#### [Exercise requirements]
Set all the material down again unchanged, without the pictures.

#### [Input material]

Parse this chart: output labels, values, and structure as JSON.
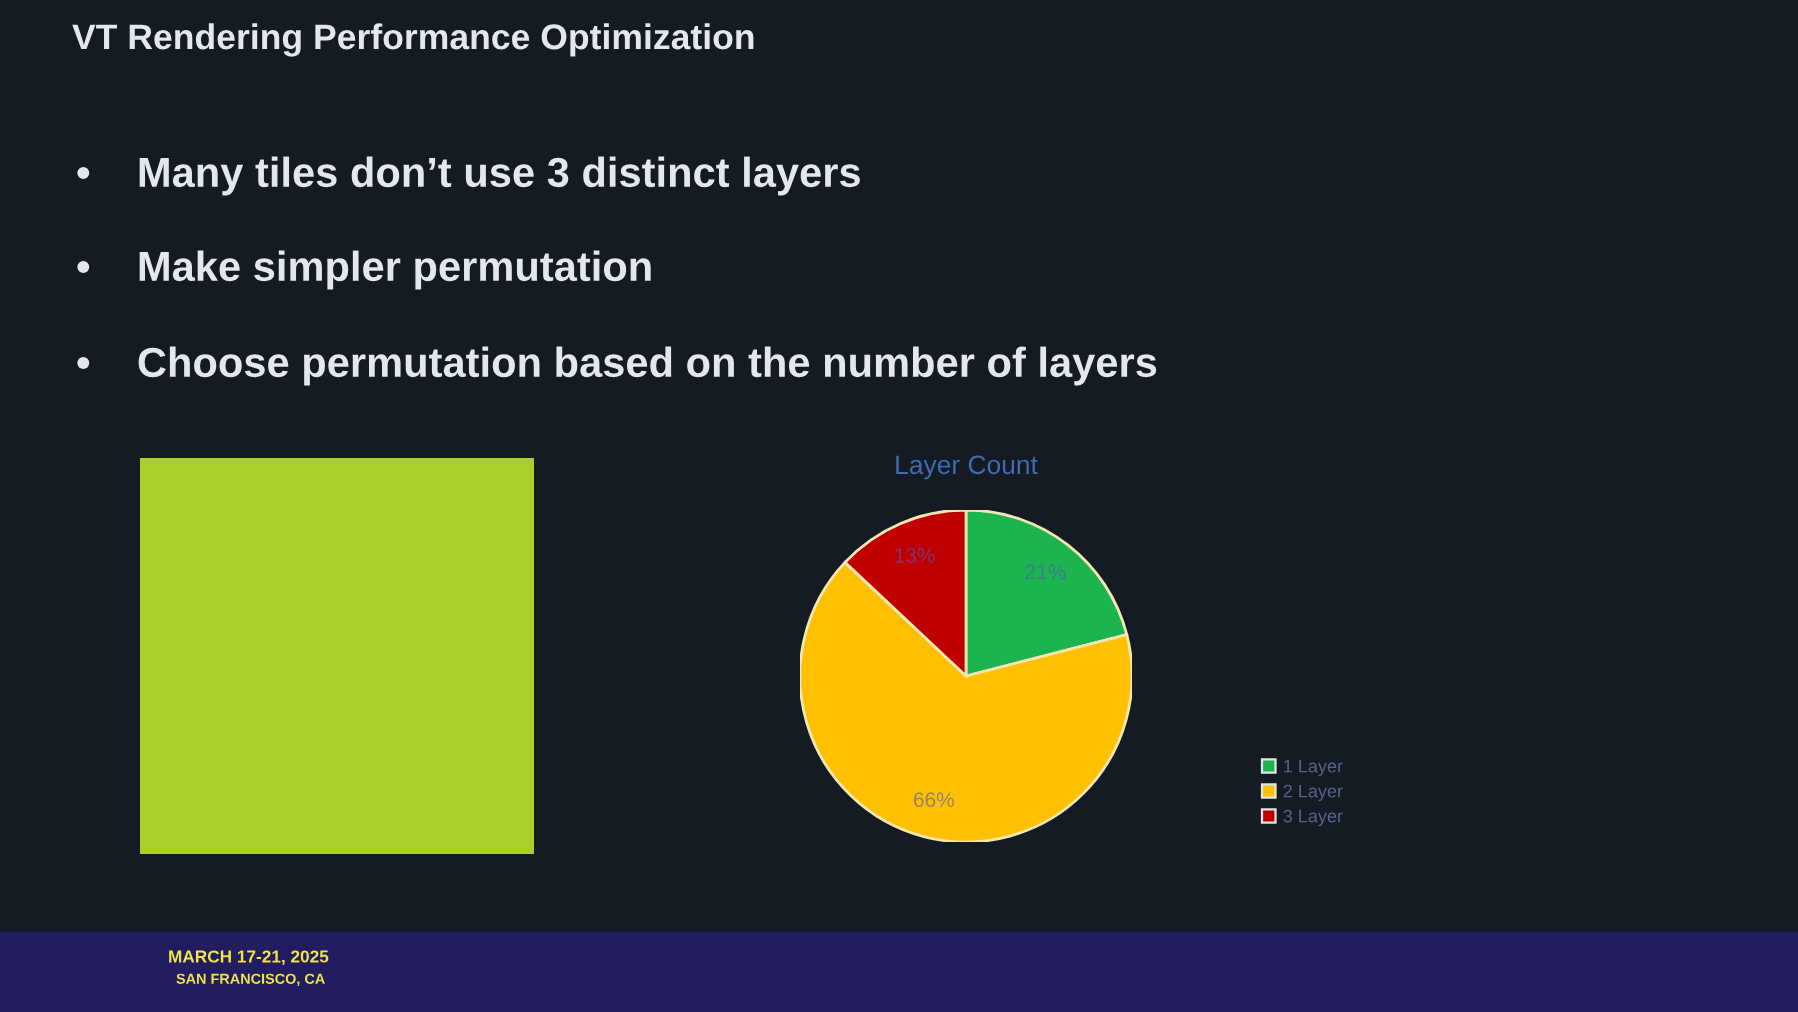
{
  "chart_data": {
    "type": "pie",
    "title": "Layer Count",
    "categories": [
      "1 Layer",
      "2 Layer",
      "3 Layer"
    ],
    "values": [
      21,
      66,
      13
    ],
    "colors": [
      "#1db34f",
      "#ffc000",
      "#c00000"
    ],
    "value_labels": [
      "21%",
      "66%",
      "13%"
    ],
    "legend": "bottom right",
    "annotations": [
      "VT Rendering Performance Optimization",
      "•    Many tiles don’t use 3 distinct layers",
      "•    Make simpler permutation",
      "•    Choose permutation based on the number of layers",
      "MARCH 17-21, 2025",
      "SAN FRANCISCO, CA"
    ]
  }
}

#### [Response to this task]
Parse this chart: output labels, values, and structure as JSON.
{
  "chart_data": {
    "type": "pie",
    "title": "Layer Count",
    "categories": [
      "1 Layer",
      "2 Layer",
      "3 Layer"
    ],
    "values": [
      21,
      66,
      13
    ],
    "colors": [
      "#1db34f",
      "#ffc000",
      "#c00000"
    ],
    "value_labels": [
      "21%",
      "66%",
      "13%"
    ],
    "legend": "bottom right",
    "annotations": [
      "VT Rendering Performance Optimization",
      "•    Many tiles don’t use 3 distinct layers",
      "•    Make simpler permutation",
      "•    Choose permutation based on the number of layers",
      "MARCH 17-21, 2025",
      "SAN FRANCISCO, CA"
    ]
  }
}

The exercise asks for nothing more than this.